Requirement: Every record must be transcribed in its entirety, apart from the images, which are to be omitted.

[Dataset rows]
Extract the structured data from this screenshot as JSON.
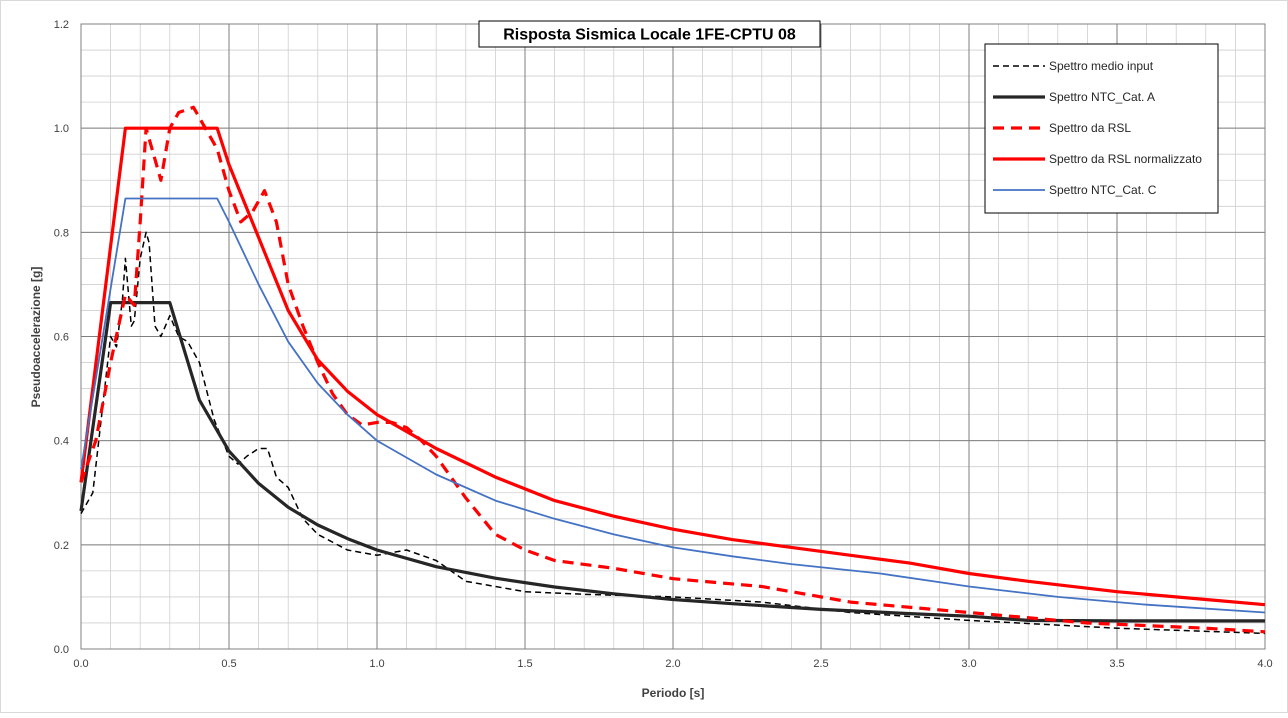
{
  "chart_data": {
    "type": "line",
    "title": "Risposta Sismica Locale 1FE-CPTU 08",
    "xlabel": "Periodo [s]",
    "ylabel": "Pseudoaccelerazione  [g]",
    "xlim": [
      0,
      4
    ],
    "ylim": [
      0,
      1.2
    ],
    "x_ticks": [
      "0.0",
      "0.5",
      "1.0",
      "1.5",
      "2.0",
      "2.5",
      "3.0",
      "3.5",
      "4.0"
    ],
    "y_ticks": [
      "0.0",
      "0.2",
      "0.4",
      "0.6",
      "0.8",
      "1.0",
      "1.2"
    ],
    "grid": true,
    "legend_position": "top-right",
    "series": [
      {
        "name": "Spettro medio input",
        "color": "#000000",
        "style": "dashed-thin",
        "x": [
          0,
          0.04,
          0.08,
          0.1,
          0.12,
          0.14,
          0.15,
          0.17,
          0.18,
          0.2,
          0.22,
          0.23,
          0.25,
          0.27,
          0.3,
          0.33,
          0.36,
          0.4,
          0.45,
          0.5,
          0.53,
          0.56,
          0.6,
          0.63,
          0.66,
          0.7,
          0.75,
          0.8,
          0.9,
          1.0,
          1.1,
          1.2,
          1.3,
          1.4,
          1.5,
          1.7,
          2.0,
          2.3,
          2.6,
          3.0,
          3.5,
          4.0
        ],
        "values": [
          0.26,
          0.3,
          0.5,
          0.6,
          0.58,
          0.67,
          0.75,
          0.62,
          0.63,
          0.75,
          0.8,
          0.78,
          0.62,
          0.6,
          0.64,
          0.6,
          0.59,
          0.55,
          0.44,
          0.37,
          0.355,
          0.37,
          0.385,
          0.385,
          0.33,
          0.31,
          0.25,
          0.22,
          0.19,
          0.18,
          0.19,
          0.17,
          0.13,
          0.12,
          0.11,
          0.105,
          0.1,
          0.09,
          0.07,
          0.055,
          0.04,
          0.03
        ]
      },
      {
        "name": "Spettro NTC_Cat. A",
        "color": "#262626",
        "style": "solid-thick",
        "x": [
          0,
          0.1,
          0.3,
          0.4,
          0.5,
          0.6,
          0.7,
          0.8,
          0.9,
          1.0,
          1.2,
          1.4,
          1.6,
          1.8,
          2.0,
          2.2,
          2.5,
          2.8,
          3.0,
          3.2,
          3.5,
          4.0
        ],
        "values": [
          0.265,
          0.665,
          0.665,
          0.478,
          0.38,
          0.318,
          0.272,
          0.238,
          0.212,
          0.19,
          0.158,
          0.136,
          0.119,
          0.106,
          0.095,
          0.087,
          0.076,
          0.068,
          0.063,
          0.055,
          0.054,
          0.054
        ]
      },
      {
        "name": "Spettro da RSL",
        "color": "#ff0000",
        "style": "dashed-thick",
        "x": [
          0,
          0.05,
          0.1,
          0.15,
          0.18,
          0.2,
          0.22,
          0.25,
          0.27,
          0.3,
          0.33,
          0.38,
          0.42,
          0.46,
          0.5,
          0.54,
          0.58,
          0.62,
          0.66,
          0.7,
          0.75,
          0.8,
          0.85,
          0.9,
          0.95,
          1.0,
          1.05,
          1.1,
          1.15,
          1.2,
          1.25,
          1.3,
          1.4,
          1.5,
          1.6,
          1.8,
          2.0,
          2.3,
          2.6,
          3.0,
          3.4,
          3.8,
          4.0
        ],
        "values": [
          0.32,
          0.4,
          0.55,
          0.68,
          0.66,
          0.82,
          1.0,
          0.94,
          0.9,
          1.0,
          1.03,
          1.04,
          1.0,
          0.96,
          0.88,
          0.82,
          0.84,
          0.88,
          0.82,
          0.7,
          0.62,
          0.55,
          0.49,
          0.45,
          0.43,
          0.435,
          0.435,
          0.425,
          0.4,
          0.37,
          0.33,
          0.29,
          0.22,
          0.19,
          0.17,
          0.155,
          0.135,
          0.12,
          0.09,
          0.07,
          0.05,
          0.04,
          0.033
        ]
      },
      {
        "name": "Spettro da RSL normalizzato",
        "color": "#ff0000",
        "style": "solid-thick",
        "x": [
          0,
          0.15,
          0.46,
          0.5,
          0.6,
          0.7,
          0.8,
          0.9,
          1.0,
          1.2,
          1.4,
          1.6,
          1.8,
          2.0,
          2.2,
          2.4,
          2.6,
          2.8,
          3.0,
          3.2,
          3.5,
          3.8,
          4.0
        ],
        "values": [
          0.32,
          1.0,
          1.0,
          0.93,
          0.79,
          0.65,
          0.555,
          0.495,
          0.45,
          0.385,
          0.33,
          0.285,
          0.255,
          0.23,
          0.21,
          0.195,
          0.18,
          0.165,
          0.145,
          0.13,
          0.11,
          0.095,
          0.085
        ]
      },
      {
        "name": "Spettro NTC_Cat. C",
        "color": "#4472c4",
        "style": "solid-thin",
        "x": [
          0,
          0.15,
          0.46,
          0.5,
          0.6,
          0.7,
          0.8,
          0.9,
          1.0,
          1.2,
          1.4,
          1.6,
          1.8,
          2.0,
          2.2,
          2.4,
          2.7,
          3.0,
          3.3,
          3.6,
          4.0
        ],
        "values": [
          0.345,
          0.865,
          0.865,
          0.82,
          0.7,
          0.59,
          0.51,
          0.45,
          0.4,
          0.335,
          0.285,
          0.25,
          0.22,
          0.195,
          0.178,
          0.163,
          0.145,
          0.12,
          0.1,
          0.085,
          0.07
        ]
      }
    ]
  }
}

Task solution:
Extract the structured data from this screenshot as JSON.
{
  "chart_data": {
    "type": "line",
    "title": "Risposta Sismica Locale 1FE-CPTU 08",
    "xlabel": "Periodo [s]",
    "ylabel": "Pseudoaccelerazione  [g]",
    "xlim": [
      0,
      4
    ],
    "ylim": [
      0,
      1.2
    ],
    "x_ticks": [
      "0.0",
      "0.5",
      "1.0",
      "1.5",
      "2.0",
      "2.5",
      "3.0",
      "3.5",
      "4.0"
    ],
    "y_ticks": [
      "0.0",
      "0.2",
      "0.4",
      "0.6",
      "0.8",
      "1.0",
      "1.2"
    ],
    "grid": true,
    "legend_position": "top-right",
    "series": [
      {
        "name": "Spettro medio input",
        "color": "#000000",
        "style": "dashed-thin",
        "x": [
          0,
          0.04,
          0.08,
          0.1,
          0.12,
          0.14,
          0.15,
          0.17,
          0.18,
          0.2,
          0.22,
          0.23,
          0.25,
          0.27,
          0.3,
          0.33,
          0.36,
          0.4,
          0.45,
          0.5,
          0.53,
          0.56,
          0.6,
          0.63,
          0.66,
          0.7,
          0.75,
          0.8,
          0.9,
          1.0,
          1.1,
          1.2,
          1.3,
          1.4,
          1.5,
          1.7,
          2.0,
          2.3,
          2.6,
          3.0,
          3.5,
          4.0
        ],
        "values": [
          0.26,
          0.3,
          0.5,
          0.6,
          0.58,
          0.67,
          0.75,
          0.62,
          0.63,
          0.75,
          0.8,
          0.78,
          0.62,
          0.6,
          0.64,
          0.6,
          0.59,
          0.55,
          0.44,
          0.37,
          0.355,
          0.37,
          0.385,
          0.385,
          0.33,
          0.31,
          0.25,
          0.22,
          0.19,
          0.18,
          0.19,
          0.17,
          0.13,
          0.12,
          0.11,
          0.105,
          0.1,
          0.09,
          0.07,
          0.055,
          0.04,
          0.03
        ]
      },
      {
        "name": "Spettro NTC_Cat. A",
        "color": "#262626",
        "style": "solid-thick",
        "x": [
          0,
          0.1,
          0.3,
          0.4,
          0.5,
          0.6,
          0.7,
          0.8,
          0.9,
          1.0,
          1.2,
          1.4,
          1.6,
          1.8,
          2.0,
          2.2,
          2.5,
          2.8,
          3.0,
          3.2,
          3.5,
          4.0
        ],
        "values": [
          0.265,
          0.665,
          0.665,
          0.478,
          0.38,
          0.318,
          0.272,
          0.238,
          0.212,
          0.19,
          0.158,
          0.136,
          0.119,
          0.106,
          0.095,
          0.087,
          0.076,
          0.068,
          0.063,
          0.055,
          0.054,
          0.054
        ]
      },
      {
        "name": "Spettro da RSL",
        "color": "#ff0000",
        "style": "dashed-thick",
        "x": [
          0,
          0.05,
          0.1,
          0.15,
          0.18,
          0.2,
          0.22,
          0.25,
          0.27,
          0.3,
          0.33,
          0.38,
          0.42,
          0.46,
          0.5,
          0.54,
          0.58,
          0.62,
          0.66,
          0.7,
          0.75,
          0.8,
          0.85,
          0.9,
          0.95,
          1.0,
          1.05,
          1.1,
          1.15,
          1.2,
          1.25,
          1.3,
          1.4,
          1.5,
          1.6,
          1.8,
          2.0,
          2.3,
          2.6,
          3.0,
          3.4,
          3.8,
          4.0
        ],
        "values": [
          0.32,
          0.4,
          0.55,
          0.68,
          0.66,
          0.82,
          1.0,
          0.94,
          0.9,
          1.0,
          1.03,
          1.04,
          1.0,
          0.96,
          0.88,
          0.82,
          0.84,
          0.88,
          0.82,
          0.7,
          0.62,
          0.55,
          0.49,
          0.45,
          0.43,
          0.435,
          0.435,
          0.425,
          0.4,
          0.37,
          0.33,
          0.29,
          0.22,
          0.19,
          0.17,
          0.155,
          0.135,
          0.12,
          0.09,
          0.07,
          0.05,
          0.04,
          0.033
        ]
      },
      {
        "name": "Spettro da RSL normalizzato",
        "color": "#ff0000",
        "style": "solid-thick",
        "x": [
          0,
          0.15,
          0.46,
          0.5,
          0.6,
          0.7,
          0.8,
          0.9,
          1.0,
          1.2,
          1.4,
          1.6,
          1.8,
          2.0,
          2.2,
          2.4,
          2.6,
          2.8,
          3.0,
          3.2,
          3.5,
          3.8,
          4.0
        ],
        "values": [
          0.32,
          1.0,
          1.0,
          0.93,
          0.79,
          0.65,
          0.555,
          0.495,
          0.45,
          0.385,
          0.33,
          0.285,
          0.255,
          0.23,
          0.21,
          0.195,
          0.18,
          0.165,
          0.145,
          0.13,
          0.11,
          0.095,
          0.085
        ]
      },
      {
        "name": "Spettro NTC_Cat. C",
        "color": "#4472c4",
        "style": "solid-thin",
        "x": [
          0,
          0.15,
          0.46,
          0.5,
          0.6,
          0.7,
          0.8,
          0.9,
          1.0,
          1.2,
          1.4,
          1.6,
          1.8,
          2.0,
          2.2,
          2.4,
          2.7,
          3.0,
          3.3,
          3.6,
          4.0
        ],
        "values": [
          0.345,
          0.865,
          0.865,
          0.82,
          0.7,
          0.59,
          0.51,
          0.45,
          0.4,
          0.335,
          0.285,
          0.25,
          0.22,
          0.195,
          0.178,
          0.163,
          0.145,
          0.12,
          0.1,
          0.085,
          0.07
        ]
      }
    ]
  }
}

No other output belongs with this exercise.